_Stated task_: Below is some material; set it all down exactly, apart from the pictures.

_Data shown_:

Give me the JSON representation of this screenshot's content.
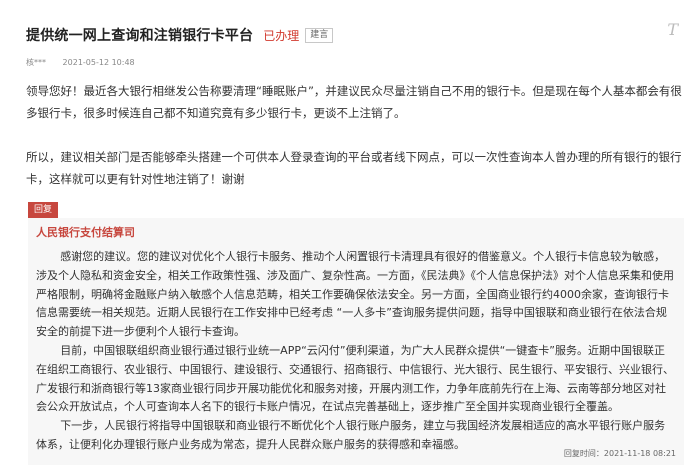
{
  "header": {
    "title": "提供统一网上查询和注销银行卡平台",
    "status": "已办理",
    "badge": "建言",
    "corner_icon": "T-icon"
  },
  "meta": {
    "author": "核***",
    "timestamp": "2021-05-12 10:48"
  },
  "question": {
    "paragraphs": [
      "领导您好！最近各大银行相继发公告称要清理“睡眠账户”，并建议民众尽量注销自己不用的银行卡。但是现在每个人基本都会有很多银行卡，很多时候连自己都不知道究竟有多少银行卡，更谈不上注销了。",
      "所以，建议相关部门是否能够牵头搭建一个可供本人登录查询的平台或者线下网点，可以一次性查询本人曾办理的所有银行的银行卡，这样就可以更有针对性地注销了！谢谢"
    ]
  },
  "reply": {
    "tag": "回复",
    "org": "人民银行支付结算司",
    "paragraphs": [
      "感谢您的建议。您的建议对优化个人银行卡服务、推动个人闲置银行卡清理具有很好的借鉴意义。个人银行卡信息较为敏感，涉及个人隐私和资金安全，相关工作政策性强、涉及面广、复杂性高。一方面，《民法典》《个人信息保护法》对个人信息采集和使用严格限制，明确将金融账户纳入敏感个人信息范畴，相关工作要确保依法安全。另一方面，全国商业银行约4000余家，查询银行卡信息需要统一相关规范。近期人民银行在工作安排中已经考虑 “一人多卡”查询服务提供问题，指导中国银联和商业银行在依法合规安全的前提下进一步便利个人银行卡查询。",
      "目前，中国银联组织商业银行通过银行业统一APP“云闪付”便利渠道，为广大人民群众提供“一键查卡”服务。近期中国银联正在组织工商银行、农业银行、中国银行、建设银行、交通银行、招商银行、中信银行、光大银行、民生银行、平安银行、兴业银行、广发银行和浙商银行等13家商业银行同步开展功能优化和服务对接，开展内测工作，力争年底前先行在上海、云南等部分地区对社会公众开放试点，个人可查询本人名下的银行卡账户情况，在试点完善基础上，逐步推广至全国并实现商业银行全覆盖。",
      "下一步，人民银行将指导中国银联和商业银行不断优化个人银行账户服务，建立与我国经济发展相适应的高水平银行账户服务体系，让便利化办理银行账户业务成为常态，提升人民群众账户服务的获得感和幸福感。"
    ],
    "date": "回复时间：2021-11-18 08:21"
  }
}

_Answer to this exercise_:
Give me the JSON representation of this screenshot's content.
{
  "header": {
    "title": "提供统一网上查询和注销银行卡平台",
    "status": "已办理",
    "badge": "建言",
    "corner_icon": "T-icon"
  },
  "meta": {
    "author": "核***",
    "timestamp": "2021-05-12 10:48"
  },
  "question": {
    "paragraphs": [
      "领导您好！最近各大银行相继发公告称要清理“睡眠账户”，并建议民众尽量注销自己不用的银行卡。但是现在每个人基本都会有很多银行卡，很多时候连自己都不知道究竟有多少银行卡，更谈不上注销了。",
      "所以，建议相关部门是否能够牵头搭建一个可供本人登录查询的平台或者线下网点，可以一次性查询本人曾办理的所有银行的银行卡，这样就可以更有针对性地注销了！谢谢"
    ]
  },
  "reply": {
    "tag": "回复",
    "org": "人民银行支付结算司",
    "paragraphs": [
      "感谢您的建议。您的建议对优化个人银行卡服务、推动个人闲置银行卡清理具有很好的借鉴意义。个人银行卡信息较为敏感，涉及个人隐私和资金安全，相关工作政策性强、涉及面广、复杂性高。一方面，《民法典》《个人信息保护法》对个人信息采集和使用严格限制，明确将金融账户纳入敏感个人信息范畴，相关工作要确保依法安全。另一方面，全国商业银行约4000余家，查询银行卡信息需要统一相关规范。近期人民银行在工作安排中已经考虑 “一人多卡”查询服务提供问题，指导中国银联和商业银行在依法合规安全的前提下进一步便利个人银行卡查询。",
      "目前，中国银联组织商业银行通过银行业统一APP“云闪付”便利渠道，为广大人民群众提供“一键查卡”服务。近期中国银联正在组织工商银行、农业银行、中国银行、建设银行、交通银行、招商银行、中信银行、光大银行、民生银行、平安银行、兴业银行、广发银行和浙商银行等13家商业银行同步开展功能优化和服务对接，开展内测工作，力争年底前先行在上海、云南等部分地区对社会公众开放试点，个人可查询本人名下的银行卡账户情况，在试点完善基础上，逐步推广至全国并实现商业银行全覆盖。",
      "下一步，人民银行将指导中国银联和商业银行不断优化个人银行账户服务，建立与我国经济发展相适应的高水平银行账户服务体系，让便利化办理银行账户业务成为常态，提升人民群众账户服务的获得感和幸福感。"
    ],
    "date": "回复时间：2021-11-18 08:21"
  }
}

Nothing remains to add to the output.